* Your task
Go through the records and extract every line with the word "from".

* Data section

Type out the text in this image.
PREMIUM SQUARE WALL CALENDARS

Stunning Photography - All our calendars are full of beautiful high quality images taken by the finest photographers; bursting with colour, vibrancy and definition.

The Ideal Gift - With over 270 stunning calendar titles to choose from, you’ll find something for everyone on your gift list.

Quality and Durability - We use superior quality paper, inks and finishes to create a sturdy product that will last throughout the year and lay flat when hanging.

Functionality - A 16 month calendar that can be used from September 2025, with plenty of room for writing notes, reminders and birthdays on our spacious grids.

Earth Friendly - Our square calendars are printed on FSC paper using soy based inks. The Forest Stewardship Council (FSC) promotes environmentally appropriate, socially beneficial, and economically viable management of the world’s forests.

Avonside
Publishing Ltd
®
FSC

* Complete output
The Ideal Gift - With over 270 stunning calendar titles to choose from, you’ll find something for everyone on your gift list.
Functionality - A 16 month calendar that can be used from September 2025, with plenty of room for writing notes, reminders and birthdays on our spacious grids.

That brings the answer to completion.